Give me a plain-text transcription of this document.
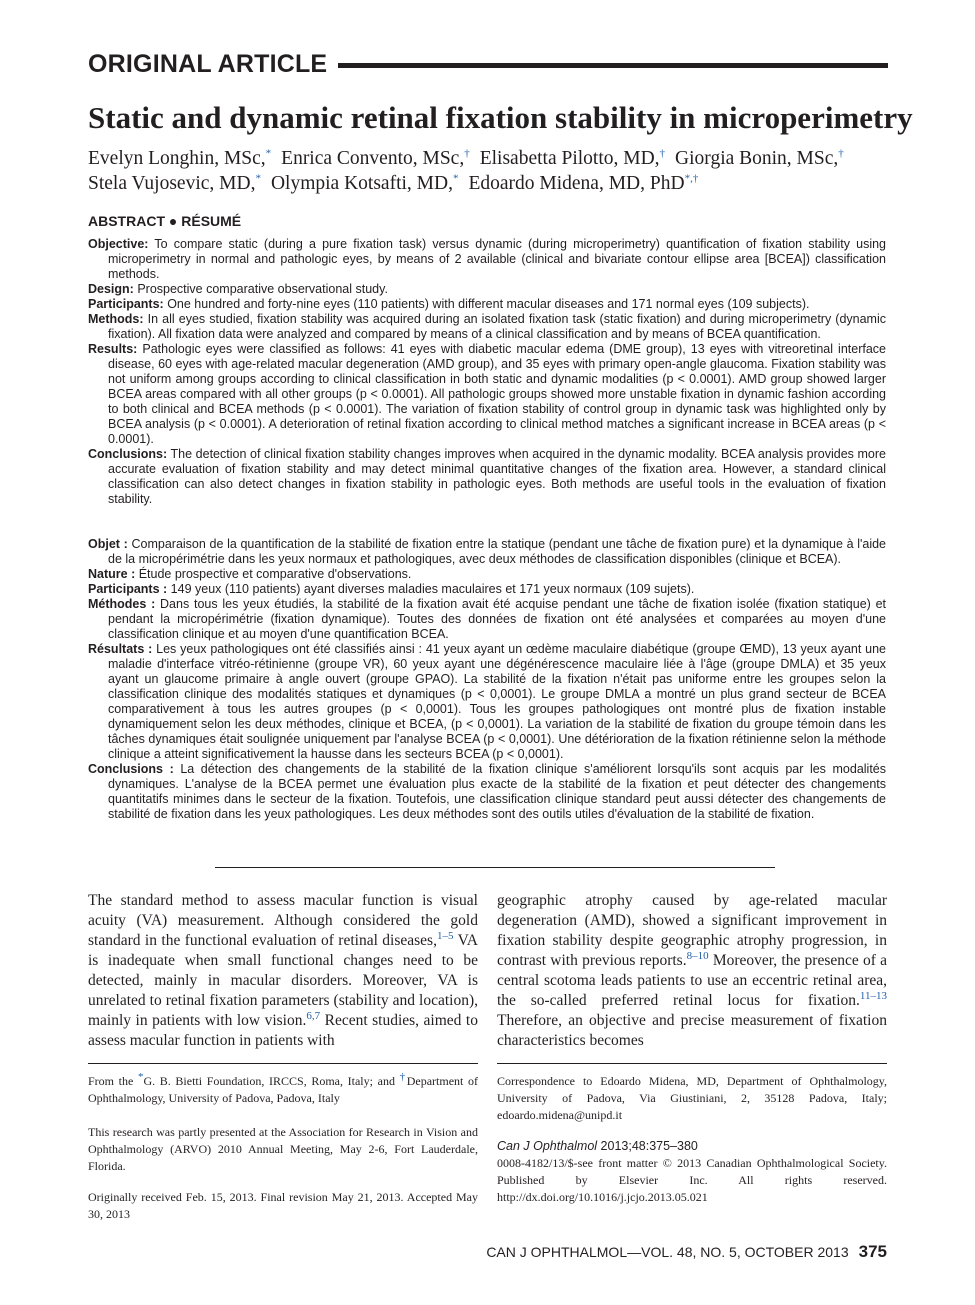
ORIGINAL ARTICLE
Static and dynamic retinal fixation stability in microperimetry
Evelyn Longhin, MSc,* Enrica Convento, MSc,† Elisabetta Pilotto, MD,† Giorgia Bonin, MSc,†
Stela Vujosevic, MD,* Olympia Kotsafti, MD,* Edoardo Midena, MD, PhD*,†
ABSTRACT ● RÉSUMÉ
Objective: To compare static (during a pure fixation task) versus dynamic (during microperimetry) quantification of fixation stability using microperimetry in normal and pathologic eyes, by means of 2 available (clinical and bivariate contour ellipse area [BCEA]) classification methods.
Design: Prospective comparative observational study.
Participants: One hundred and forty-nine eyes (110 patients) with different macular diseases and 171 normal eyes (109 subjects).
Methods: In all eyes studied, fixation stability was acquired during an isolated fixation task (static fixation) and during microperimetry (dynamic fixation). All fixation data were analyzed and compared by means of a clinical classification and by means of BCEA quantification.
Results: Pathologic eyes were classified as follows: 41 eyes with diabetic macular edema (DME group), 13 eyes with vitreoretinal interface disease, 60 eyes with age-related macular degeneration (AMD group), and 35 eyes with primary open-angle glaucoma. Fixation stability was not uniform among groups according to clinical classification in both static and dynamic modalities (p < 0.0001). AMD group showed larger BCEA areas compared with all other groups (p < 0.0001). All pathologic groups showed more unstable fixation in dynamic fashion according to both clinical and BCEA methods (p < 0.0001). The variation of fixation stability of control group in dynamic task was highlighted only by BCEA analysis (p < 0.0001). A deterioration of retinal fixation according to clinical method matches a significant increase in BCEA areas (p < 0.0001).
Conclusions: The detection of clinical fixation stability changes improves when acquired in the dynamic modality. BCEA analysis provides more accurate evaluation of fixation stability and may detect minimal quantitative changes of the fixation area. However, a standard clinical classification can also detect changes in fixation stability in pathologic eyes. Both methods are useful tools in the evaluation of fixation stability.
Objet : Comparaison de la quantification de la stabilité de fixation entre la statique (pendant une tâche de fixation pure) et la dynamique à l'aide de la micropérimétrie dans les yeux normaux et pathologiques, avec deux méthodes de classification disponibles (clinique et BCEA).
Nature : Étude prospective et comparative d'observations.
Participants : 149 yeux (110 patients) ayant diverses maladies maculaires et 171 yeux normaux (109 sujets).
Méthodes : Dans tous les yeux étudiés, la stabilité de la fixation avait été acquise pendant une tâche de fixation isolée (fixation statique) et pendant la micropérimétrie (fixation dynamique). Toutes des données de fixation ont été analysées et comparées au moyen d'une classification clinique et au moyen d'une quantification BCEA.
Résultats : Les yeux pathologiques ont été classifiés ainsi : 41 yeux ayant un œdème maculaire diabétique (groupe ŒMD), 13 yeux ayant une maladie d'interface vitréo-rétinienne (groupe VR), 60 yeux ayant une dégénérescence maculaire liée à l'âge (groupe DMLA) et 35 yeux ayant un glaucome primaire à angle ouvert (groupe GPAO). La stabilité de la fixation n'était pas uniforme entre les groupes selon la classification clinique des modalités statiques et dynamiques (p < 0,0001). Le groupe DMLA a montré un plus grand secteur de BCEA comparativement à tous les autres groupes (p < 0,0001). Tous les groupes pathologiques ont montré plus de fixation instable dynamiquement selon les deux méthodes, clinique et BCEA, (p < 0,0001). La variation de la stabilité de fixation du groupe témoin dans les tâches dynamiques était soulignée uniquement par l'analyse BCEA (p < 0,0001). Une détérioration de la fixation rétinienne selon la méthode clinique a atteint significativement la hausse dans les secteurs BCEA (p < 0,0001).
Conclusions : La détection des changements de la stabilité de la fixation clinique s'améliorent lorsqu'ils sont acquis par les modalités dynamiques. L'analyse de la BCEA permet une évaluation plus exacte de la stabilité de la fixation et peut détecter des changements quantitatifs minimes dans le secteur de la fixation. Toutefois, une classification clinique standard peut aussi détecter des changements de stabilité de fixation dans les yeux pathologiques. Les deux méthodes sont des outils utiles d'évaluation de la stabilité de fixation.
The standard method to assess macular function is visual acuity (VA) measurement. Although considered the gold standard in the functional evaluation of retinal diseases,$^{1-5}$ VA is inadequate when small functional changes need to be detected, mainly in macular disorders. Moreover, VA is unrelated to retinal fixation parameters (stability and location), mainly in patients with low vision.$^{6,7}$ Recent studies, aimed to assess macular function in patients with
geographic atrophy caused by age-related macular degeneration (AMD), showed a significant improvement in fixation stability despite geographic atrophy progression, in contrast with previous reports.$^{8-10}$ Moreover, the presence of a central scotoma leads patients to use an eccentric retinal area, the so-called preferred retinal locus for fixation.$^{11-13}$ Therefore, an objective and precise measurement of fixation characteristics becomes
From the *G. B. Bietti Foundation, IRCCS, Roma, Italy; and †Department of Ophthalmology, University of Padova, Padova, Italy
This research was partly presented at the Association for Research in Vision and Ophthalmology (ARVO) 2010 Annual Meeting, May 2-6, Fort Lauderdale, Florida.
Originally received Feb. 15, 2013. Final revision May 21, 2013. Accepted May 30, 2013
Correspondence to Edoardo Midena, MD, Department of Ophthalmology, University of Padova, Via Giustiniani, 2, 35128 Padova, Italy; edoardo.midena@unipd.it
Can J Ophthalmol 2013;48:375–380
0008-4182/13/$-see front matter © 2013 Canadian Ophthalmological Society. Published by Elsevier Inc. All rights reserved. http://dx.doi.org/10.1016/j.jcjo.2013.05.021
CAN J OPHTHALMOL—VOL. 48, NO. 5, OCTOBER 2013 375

- - - - -

Excluding the pictures, transcribe each entry above word for word.

Give me a plain-text transcription of this document.
ORIGINAL ARTICLE
Static and dynamic retinal fixation stability in microperimetry
Evelyn Longhin, MSc,* Enrica Convento, MSc,† Elisabetta Pilotto, MD,† Giorgia Bonin, MSc,†
Stela Vujosevic, MD,* Olympia Kotsafti, MD,* Edoardo Midena, MD, PhD*,†
ABSTRACT ● RÉSUMÉ
Objective: To compare static (during a pure fixation task) versus dynamic (during microperimetry) quantification of fixation stability using microperimetry in normal and pathologic eyes, by means of 2 available (clinical and bivariate contour ellipse area [BCEA]) classification methods.
Design: Prospective comparative observational study.
Participants: One hundred and forty-nine eyes (110 patients) with different macular diseases and 171 normal eyes (109 subjects).
Methods: In all eyes studied, fixation stability was acquired during an isolated fixation task (static fixation) and during microperimetry (dynamic fixation). All fixation data were analyzed and compared by means of a clinical classification and by means of BCEA quantification.
Results: Pathologic eyes were classified as follows: 41 eyes with diabetic macular edema (DME group), 13 eyes with vitreoretinal interface disease, 60 eyes with age-related macular degeneration (AMD group), and 35 eyes with primary open-angle glaucoma. Fixation stability was not uniform among groups according to clinical classification in both static and dynamic modalities (p < 0.0001). AMD group showed larger BCEA areas compared with all other groups (p < 0.0001). All pathologic groups showed more unstable fixation in dynamic fashion according to both clinical and BCEA methods (p < 0.0001). The variation of fixation stability of control group in dynamic task was highlighted only by BCEA analysis (p < 0.0001). A deterioration of retinal fixation according to clinical method matches a significant increase in BCEA areas (p < 0.0001).
Conclusions: The detection of clinical fixation stability changes improves when acquired in the dynamic modality. BCEA analysis provides more accurate evaluation of fixation stability and may detect minimal quantitative changes of the fixation area. However, a standard clinical classification can also detect changes in fixation stability in pathologic eyes. Both methods are useful tools in the evaluation of fixation stability.
Objet : Comparaison de la quantification de la stabilité de fixation entre la statique (pendant une tâche de fixation pure) et la dynamique à l'aide de la micropérimétrie dans les yeux normaux et pathologiques, avec deux méthodes de classification disponibles (clinique et BCEA).
Nature : Étude prospective et comparative d'observations.
Participants : 149 yeux (110 patients) ayant diverses maladies maculaires et 171 yeux normaux (109 sujets).
Méthodes : Dans tous les yeux étudiés, la stabilité de la fixation avait été acquise pendant une tâche de fixation isolée (fixation statique) et pendant la micropérimétrie (fixation dynamique). Toutes des données de fixation ont été analysées et comparées au moyen d'une classification clinique et au moyen d'une quantification BCEA.
Résultats : Les yeux pathologiques ont été classifiés ainsi : 41 yeux ayant un œdème maculaire diabétique (groupe ŒMD), 13 yeux ayant une maladie d'interface vitréo-rétinienne (groupe VR), 60 yeux ayant une dégénérescence maculaire liée à l'âge (groupe DMLA) et 35 yeux ayant un glaucome primaire à angle ouvert (groupe GPAO). La stabilité de la fixation n'était pas uniforme entre les groupes selon la classification clinique des modalités statiques et dynamiques (p < 0,0001). Le groupe DMLA a montré un plus grand secteur de BCEA comparativement à tous les autres groupes (p < 0,0001). Tous les groupes pathologiques ont montré plus de fixation instable dynamiquement selon les deux méthodes, clinique et BCEA, (p < 0,0001). La variation de la stabilité de fixation du groupe témoin dans les tâches dynamiques était soulignée uniquement par l'analyse BCEA (p < 0,0001). Une détérioration de la fixation rétinienne selon la méthode clinique a atteint significativement la hausse dans les secteurs BCEA (p < 0,0001).
Conclusions : La détection des changements de la stabilité de la fixation clinique s'améliorent lorsqu'ils sont acquis par les modalités dynamiques. L'analyse de la BCEA permet une évaluation plus exacte de la stabilité de la fixation et peut détecter des changements quantitatifs minimes dans le secteur de la fixation. Toutefois, une classification clinique standard peut aussi détecter des changements de stabilité de fixation dans les yeux pathologiques. Les deux méthodes sont des outils utiles d'évaluation de la stabilité de fixation.
The standard method to assess macular function is visual acuity (VA) measurement. Although considered the gold standard in the functional evaluation of retinal diseases,$^{1-5}$ VA is inadequate when small functional changes need to be detected, mainly in macular disorders. Moreover, VA is unrelated to retinal fixation parameters (stability and location), mainly in patients with low vision.$^{6,7}$ Recent studies, aimed to assess macular function in patients with
geographic atrophy caused by age-related macular degeneration (AMD), showed a significant improvement in fixation stability despite geographic atrophy progression, in contrast with previous reports.$^{8-10}$ Moreover, the presence of a central scotoma leads patients to use an eccentric retinal area, the so-called preferred retinal locus for fixation.$^{11-13}$ Therefore, an objective and precise measurement of fixation characteristics becomes
From the *G. B. Bietti Foundation, IRCCS, Roma, Italy; and †Department of Ophthalmology, University of Padova, Padova, Italy
This research was partly presented at the Association for Research in Vision and Ophthalmology (ARVO) 2010 Annual Meeting, May 2-6, Fort Lauderdale, Florida.
Originally received Feb. 15, 2013. Final revision May 21, 2013. Accepted May 30, 2013
Correspondence to Edoardo Midena, MD, Department of Ophthalmology, University of Padova, Via Giustiniani, 2, 35128 Padova, Italy; edoardo.midena@unipd.it
Can J Ophthalmol 2013;48:375–380
0008-4182/13/$-see front matter © 2013 Canadian Ophthalmological Society. Published by Elsevier Inc. All rights reserved. http://dx.doi.org/10.1016/j.jcjo.2013.05.021
CAN J OPHTHALMOL—VOL. 48, NO. 5, OCTOBER 2013 375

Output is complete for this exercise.